Things to do |
[a] Please update the Mars 5 text, starting at "Mars 5 (Марс-5), also" and ending at "few weeks later.", with "Mars programme" changed to "Mars program".
[b] Write what comes next in the Mars 5 text, picking up right after its final sentence.

Spacecraft properties
- Spacecraft: 3MS No.53S
- Manufacturer: NPO Lavochkin
- Launch mass: 3,440 kg (7,580 lb)

Start of mission
- Launch date: 25 July 1973, 18:55:48 UTC
- Rocket: Proton-K/D
- Launch site: Baikonur 81/24
- Contractor: Khrunichev

End of mission
- Last contact: 28 February 1974

Orbital parameters
- Reference system: Areocentric
- Periareon altitude: 1,760 kilometres (1,090 mi)
- Apoareon altitude: 32,586 kilometres (20,248 mi)
- Inclination: 35.3°
- Period: 24.88 hours
- Epoch: 12 February 1974

Mars orbiter
- Orbital insertion: 12 February 1974, 15:45 UTC

= Mars 5 =

Soviet orbiter mission to Mars (1973–1974)

Mars 5 (Марс-5), also known as 3MS No.53S was a Soviet spacecraft launched to explore Mars. A 3MS spacecraft launched as part of the Mars programme, it successfully entered orbit around Mars in 1974. However, it failed a few weeks later.

== Spacecraft ==
The Mars 5 spacecraft carried an array of instruments to study Mars. In addition to cameras, it was equipped with a radio telescope, an IR radiometer, multiple photometers, polarimeters, a magnetometer, plasma traps, an electrostatic analyser, a gamma-ray spectrometer, and a radio probe. The Three cameras were a 52mm Vega, a 350mm Zulfar and a panoramic camera.

Data listing |
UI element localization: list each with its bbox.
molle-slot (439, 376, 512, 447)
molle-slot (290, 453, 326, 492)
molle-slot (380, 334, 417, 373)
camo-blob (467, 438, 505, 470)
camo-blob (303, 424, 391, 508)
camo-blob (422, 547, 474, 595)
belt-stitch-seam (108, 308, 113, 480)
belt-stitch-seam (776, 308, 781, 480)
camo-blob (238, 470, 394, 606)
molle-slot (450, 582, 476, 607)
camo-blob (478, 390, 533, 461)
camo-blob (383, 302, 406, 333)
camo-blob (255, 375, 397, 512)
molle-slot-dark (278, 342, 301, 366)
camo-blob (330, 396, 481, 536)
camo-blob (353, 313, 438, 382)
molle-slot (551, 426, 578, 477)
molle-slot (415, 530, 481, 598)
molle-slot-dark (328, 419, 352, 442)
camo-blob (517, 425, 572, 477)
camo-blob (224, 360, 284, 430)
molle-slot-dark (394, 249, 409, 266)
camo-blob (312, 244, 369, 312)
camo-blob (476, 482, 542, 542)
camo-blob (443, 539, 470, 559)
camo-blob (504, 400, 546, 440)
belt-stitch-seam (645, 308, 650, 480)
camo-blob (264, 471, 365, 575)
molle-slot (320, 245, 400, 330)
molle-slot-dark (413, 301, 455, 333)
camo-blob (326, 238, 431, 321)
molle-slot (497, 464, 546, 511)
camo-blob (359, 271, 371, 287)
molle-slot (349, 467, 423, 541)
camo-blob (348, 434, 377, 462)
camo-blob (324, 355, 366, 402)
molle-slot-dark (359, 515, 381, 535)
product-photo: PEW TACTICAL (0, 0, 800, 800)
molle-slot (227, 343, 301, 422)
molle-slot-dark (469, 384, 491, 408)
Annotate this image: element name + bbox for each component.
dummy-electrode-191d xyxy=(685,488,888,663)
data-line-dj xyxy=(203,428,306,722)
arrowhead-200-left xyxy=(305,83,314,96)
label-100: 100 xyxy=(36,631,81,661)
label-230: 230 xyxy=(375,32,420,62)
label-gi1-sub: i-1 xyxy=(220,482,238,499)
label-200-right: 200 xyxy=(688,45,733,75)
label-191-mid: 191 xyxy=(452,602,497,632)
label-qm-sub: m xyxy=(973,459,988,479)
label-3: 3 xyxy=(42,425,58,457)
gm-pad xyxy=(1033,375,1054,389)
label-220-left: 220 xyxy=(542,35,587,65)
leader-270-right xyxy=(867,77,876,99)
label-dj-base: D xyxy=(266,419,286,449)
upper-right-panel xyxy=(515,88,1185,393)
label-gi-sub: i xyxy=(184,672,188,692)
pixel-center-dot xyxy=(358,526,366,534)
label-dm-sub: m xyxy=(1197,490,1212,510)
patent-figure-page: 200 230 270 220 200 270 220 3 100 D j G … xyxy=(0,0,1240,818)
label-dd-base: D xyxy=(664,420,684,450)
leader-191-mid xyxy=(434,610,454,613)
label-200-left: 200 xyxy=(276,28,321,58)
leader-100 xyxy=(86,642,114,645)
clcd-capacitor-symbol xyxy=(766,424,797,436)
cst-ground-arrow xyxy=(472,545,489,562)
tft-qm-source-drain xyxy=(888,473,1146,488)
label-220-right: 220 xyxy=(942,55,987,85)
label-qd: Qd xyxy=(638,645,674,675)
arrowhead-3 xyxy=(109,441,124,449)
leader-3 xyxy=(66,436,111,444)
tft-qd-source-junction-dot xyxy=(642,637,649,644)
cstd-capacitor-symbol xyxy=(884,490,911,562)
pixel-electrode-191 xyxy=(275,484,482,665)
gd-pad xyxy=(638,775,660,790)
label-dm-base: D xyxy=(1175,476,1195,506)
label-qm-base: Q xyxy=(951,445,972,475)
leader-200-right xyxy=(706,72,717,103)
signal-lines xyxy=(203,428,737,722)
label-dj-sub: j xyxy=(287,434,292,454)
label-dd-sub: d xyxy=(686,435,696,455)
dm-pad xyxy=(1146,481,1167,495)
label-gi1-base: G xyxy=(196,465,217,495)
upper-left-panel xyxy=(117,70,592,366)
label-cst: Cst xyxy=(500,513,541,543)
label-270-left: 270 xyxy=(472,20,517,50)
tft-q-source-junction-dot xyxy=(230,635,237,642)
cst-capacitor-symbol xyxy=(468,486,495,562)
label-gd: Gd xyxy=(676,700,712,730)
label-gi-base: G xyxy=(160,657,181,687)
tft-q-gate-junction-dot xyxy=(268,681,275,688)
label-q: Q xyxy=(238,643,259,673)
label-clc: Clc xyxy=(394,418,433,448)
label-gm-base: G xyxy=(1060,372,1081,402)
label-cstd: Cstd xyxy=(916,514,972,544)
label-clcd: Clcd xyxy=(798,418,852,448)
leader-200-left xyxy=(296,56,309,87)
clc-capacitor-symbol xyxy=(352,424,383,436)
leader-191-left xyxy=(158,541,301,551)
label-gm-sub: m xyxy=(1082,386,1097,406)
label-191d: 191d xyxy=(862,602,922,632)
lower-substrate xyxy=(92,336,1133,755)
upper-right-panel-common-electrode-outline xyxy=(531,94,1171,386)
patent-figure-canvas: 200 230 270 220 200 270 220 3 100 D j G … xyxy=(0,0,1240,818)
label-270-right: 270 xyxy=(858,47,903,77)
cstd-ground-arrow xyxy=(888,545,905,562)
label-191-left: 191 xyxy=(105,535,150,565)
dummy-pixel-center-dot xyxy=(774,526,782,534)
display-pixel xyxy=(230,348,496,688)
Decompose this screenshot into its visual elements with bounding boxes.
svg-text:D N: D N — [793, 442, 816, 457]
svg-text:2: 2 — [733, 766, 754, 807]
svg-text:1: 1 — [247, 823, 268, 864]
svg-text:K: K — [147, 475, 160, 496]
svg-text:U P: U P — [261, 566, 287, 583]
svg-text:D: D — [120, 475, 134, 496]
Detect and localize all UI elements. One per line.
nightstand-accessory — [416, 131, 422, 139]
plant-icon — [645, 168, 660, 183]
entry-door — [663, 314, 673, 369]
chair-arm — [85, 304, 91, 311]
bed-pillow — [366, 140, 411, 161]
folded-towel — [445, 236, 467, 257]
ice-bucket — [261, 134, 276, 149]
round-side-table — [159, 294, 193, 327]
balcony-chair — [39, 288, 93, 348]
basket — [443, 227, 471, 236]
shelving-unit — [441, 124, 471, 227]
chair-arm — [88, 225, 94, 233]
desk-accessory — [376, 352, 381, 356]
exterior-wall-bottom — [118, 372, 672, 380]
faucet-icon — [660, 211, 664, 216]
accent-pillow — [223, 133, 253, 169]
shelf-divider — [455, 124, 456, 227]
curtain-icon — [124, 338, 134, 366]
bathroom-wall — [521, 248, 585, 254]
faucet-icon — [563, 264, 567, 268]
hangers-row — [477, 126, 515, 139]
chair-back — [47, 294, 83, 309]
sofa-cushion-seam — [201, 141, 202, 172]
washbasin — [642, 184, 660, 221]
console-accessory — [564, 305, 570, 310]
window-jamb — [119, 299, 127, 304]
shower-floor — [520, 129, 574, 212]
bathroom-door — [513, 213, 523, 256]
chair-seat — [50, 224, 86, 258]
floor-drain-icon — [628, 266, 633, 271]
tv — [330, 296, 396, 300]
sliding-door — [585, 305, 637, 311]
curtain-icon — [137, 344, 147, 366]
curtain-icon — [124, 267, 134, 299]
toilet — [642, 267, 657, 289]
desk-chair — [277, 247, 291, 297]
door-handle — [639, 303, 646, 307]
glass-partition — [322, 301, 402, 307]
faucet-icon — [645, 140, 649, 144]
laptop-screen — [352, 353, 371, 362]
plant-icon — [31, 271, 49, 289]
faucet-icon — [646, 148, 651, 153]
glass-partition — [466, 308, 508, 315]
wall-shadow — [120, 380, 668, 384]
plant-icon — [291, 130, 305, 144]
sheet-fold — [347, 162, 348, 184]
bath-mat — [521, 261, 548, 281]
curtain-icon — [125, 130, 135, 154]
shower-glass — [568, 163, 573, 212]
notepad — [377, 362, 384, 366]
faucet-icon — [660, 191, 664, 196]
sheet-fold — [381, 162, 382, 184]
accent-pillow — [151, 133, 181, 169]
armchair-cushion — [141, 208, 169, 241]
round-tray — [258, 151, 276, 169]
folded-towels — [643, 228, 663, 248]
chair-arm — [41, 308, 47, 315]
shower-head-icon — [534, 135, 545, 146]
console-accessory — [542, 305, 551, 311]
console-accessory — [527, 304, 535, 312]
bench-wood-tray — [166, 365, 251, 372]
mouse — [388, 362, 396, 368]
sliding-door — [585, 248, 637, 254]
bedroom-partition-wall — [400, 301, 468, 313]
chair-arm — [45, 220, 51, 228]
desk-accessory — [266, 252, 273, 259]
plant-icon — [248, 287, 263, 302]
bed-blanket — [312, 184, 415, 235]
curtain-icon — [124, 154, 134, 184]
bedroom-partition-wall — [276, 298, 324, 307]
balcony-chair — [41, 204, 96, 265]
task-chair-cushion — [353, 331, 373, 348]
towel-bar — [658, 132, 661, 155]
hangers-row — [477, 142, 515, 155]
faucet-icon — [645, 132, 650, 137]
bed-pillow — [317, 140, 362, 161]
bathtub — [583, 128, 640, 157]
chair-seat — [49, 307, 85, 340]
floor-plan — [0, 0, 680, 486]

Outputs in order |
[a]
Mars 5 (Марс-5), also known as 3MS No.53S was a Soviet spacecraft launched to explore Mars. A 3MS spacecraft launched as part of the Mars program, it successfully entered orbit around Mars in 1974. However, it failed a few weeks later.

[b]
Built by Lavochkin, Mars 5 was the second of two 3MS spacecraft launched to Mars in 1973, following Mars 4. A 3MS was also launched during the 1971 launch window as Kosmos 419. However, due to a launch failure, it failed to depart Earth orbit.
In addition to the orbiters, two 3MP lander missions, Mars 6 and Mars 7, were launched during the 1973 window.

== Launch ==
Mars 5 was launched by a Proton-K carrier rocket with a Blok D upper stage, flying from Baikonur Cosmodrome Site 81/24. The launch occurred at 18:55:48 UTC on 25 July 1973, with the first three stages placing the spacecraft and upper stage into a low Earth parking orbit before the Blok D fired to propel Mars 5 into heliocentric orbit bound for Mars.

The spacecraft performed course correction manoeuvres on 3 August 1973 and 2 February 1974.

==Mars orbit==

The probe reached Mars on 12 February 1974. At 14:44:25 the spacecraft's engines ignited to begin its orbit insertion burn, which successfully placed it into an Areocentric orbit with a periapsis of 1760 km, an apoapsis of 32586 km, and 35.3 degrees inclination.

The spacecraft's pressurised instrument compartment began to leak as soon as the spacecraft entered orbit around Mars, which controllers believed to be the result of a micrometeoroid impact during orbital insertion. It ceased operations on 28 February, having returned 180 photographic frames, 43 of which were of usable quality. The probe's original planned lifetime in Mars orbit had been three months. The probe's gamma ray spectrometer measured the uranium, thorium and potassium content of the surface the probe passed over and found they were similar to igneous rocks on Earth. The exact ratios of the elements varied with the age of the surface. Mars 5's Infrared radiometer reported a daytime surface temperature of between -44 and -2 C. Night time temperatures were measured at -73 C.

The probe also made a number of observations of Mars's atmosphere. It found an ozone layer at an altitude of 30 km and observed clouds.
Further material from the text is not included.